++++ Extracted material ++++

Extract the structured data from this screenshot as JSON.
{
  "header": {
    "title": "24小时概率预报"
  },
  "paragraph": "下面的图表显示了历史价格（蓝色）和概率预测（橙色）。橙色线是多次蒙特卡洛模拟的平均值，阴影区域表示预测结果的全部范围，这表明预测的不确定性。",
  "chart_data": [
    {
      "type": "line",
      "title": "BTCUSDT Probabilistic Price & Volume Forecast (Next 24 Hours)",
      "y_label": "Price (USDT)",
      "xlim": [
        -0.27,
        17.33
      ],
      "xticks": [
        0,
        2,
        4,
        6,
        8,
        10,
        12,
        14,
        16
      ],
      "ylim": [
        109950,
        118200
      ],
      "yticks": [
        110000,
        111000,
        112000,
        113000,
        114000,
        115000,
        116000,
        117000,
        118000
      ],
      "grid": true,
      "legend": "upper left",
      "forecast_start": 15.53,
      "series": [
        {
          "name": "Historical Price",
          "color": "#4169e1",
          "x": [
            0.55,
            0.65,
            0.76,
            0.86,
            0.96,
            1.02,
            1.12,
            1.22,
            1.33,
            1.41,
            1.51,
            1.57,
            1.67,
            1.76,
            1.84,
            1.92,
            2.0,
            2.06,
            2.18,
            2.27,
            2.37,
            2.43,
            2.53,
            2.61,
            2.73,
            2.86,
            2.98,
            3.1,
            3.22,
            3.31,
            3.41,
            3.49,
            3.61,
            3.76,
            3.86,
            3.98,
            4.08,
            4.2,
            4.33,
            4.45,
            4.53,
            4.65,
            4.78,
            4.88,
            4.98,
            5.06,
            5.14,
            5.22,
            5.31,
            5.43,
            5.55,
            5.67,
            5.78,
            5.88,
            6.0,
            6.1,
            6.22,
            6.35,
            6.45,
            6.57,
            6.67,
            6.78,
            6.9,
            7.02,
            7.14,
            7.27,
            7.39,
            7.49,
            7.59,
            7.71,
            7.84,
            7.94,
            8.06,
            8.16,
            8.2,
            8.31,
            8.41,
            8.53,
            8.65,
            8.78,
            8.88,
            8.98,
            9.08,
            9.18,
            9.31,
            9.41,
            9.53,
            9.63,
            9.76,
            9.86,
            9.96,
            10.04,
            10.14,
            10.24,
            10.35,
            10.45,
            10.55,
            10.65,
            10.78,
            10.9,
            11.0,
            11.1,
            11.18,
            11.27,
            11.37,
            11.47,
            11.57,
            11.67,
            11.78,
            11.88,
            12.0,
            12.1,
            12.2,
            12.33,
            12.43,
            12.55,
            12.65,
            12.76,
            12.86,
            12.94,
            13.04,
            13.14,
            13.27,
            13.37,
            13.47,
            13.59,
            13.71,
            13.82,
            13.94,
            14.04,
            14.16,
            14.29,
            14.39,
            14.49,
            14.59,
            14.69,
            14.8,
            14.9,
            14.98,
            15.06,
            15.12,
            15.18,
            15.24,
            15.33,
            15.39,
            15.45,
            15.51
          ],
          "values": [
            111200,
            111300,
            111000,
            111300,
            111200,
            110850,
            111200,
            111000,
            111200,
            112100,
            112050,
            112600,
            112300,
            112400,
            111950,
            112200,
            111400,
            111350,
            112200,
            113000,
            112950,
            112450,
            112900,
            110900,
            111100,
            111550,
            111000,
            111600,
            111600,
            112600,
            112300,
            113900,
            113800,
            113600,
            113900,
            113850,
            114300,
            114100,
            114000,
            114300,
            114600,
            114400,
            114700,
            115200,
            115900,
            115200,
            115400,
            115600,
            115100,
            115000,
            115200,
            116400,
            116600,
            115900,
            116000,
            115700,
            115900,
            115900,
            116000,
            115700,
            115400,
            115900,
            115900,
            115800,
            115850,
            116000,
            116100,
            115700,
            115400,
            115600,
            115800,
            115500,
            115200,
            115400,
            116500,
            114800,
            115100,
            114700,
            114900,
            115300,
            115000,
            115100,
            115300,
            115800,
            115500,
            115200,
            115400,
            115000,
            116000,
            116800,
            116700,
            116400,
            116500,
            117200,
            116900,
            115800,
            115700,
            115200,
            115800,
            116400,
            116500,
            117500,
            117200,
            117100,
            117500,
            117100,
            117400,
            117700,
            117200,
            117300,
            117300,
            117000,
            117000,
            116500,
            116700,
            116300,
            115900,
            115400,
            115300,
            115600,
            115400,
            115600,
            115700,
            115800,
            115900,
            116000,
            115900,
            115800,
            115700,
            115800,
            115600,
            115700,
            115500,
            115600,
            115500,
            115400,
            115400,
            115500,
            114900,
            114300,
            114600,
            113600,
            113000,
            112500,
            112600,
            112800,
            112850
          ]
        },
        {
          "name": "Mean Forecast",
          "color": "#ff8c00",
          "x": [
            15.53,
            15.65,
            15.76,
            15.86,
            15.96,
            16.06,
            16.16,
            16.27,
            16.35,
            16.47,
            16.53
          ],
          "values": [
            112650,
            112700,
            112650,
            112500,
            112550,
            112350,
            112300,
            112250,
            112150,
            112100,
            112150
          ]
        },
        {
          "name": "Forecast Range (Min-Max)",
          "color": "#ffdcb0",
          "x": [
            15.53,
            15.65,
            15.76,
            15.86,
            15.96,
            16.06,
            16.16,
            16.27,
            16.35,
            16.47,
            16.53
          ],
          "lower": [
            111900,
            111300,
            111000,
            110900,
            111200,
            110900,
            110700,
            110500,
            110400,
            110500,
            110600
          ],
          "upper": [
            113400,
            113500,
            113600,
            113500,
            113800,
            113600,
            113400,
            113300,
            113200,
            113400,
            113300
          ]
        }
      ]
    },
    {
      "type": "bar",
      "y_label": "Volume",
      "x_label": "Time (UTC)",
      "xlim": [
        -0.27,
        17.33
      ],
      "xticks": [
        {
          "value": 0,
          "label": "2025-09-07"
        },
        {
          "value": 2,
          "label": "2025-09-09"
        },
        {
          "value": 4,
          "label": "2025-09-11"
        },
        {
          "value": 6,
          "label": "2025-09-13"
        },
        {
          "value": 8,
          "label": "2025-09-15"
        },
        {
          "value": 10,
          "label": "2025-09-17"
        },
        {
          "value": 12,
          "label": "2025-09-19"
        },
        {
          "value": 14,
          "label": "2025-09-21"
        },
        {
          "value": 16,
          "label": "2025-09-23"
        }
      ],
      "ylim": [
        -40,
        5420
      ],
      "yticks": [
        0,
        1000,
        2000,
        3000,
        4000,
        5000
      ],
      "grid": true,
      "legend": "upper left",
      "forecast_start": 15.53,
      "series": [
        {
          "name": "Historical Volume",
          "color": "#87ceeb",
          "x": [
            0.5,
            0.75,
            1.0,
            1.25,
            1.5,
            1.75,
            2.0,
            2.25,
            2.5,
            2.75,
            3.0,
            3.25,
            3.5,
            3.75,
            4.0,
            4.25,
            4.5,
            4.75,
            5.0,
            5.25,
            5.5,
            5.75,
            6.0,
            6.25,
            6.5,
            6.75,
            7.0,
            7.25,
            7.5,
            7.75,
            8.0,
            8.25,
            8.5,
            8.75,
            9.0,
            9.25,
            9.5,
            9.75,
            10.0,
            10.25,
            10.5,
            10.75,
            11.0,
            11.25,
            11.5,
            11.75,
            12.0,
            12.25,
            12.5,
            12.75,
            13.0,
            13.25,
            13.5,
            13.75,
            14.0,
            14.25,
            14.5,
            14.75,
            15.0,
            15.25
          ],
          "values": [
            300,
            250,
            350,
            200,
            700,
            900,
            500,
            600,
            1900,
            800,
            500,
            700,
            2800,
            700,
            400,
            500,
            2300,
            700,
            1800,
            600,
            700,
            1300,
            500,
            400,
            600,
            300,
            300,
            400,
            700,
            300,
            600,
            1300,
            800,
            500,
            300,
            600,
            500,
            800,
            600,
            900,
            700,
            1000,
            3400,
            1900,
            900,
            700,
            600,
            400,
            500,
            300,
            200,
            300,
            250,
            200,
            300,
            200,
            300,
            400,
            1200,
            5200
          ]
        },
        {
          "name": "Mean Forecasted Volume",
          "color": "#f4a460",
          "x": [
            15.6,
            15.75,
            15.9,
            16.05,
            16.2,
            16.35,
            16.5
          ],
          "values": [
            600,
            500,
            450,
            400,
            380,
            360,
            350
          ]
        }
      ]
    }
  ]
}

++++

# [Directions for this task]
Collect, from the material above, every line containing the word "title".

# [Result of the task]
    "title": "24小时概率预报"
      "title": "BTCUSDT Probabilistic Price & Volume Forecast (Next 24 Hours)",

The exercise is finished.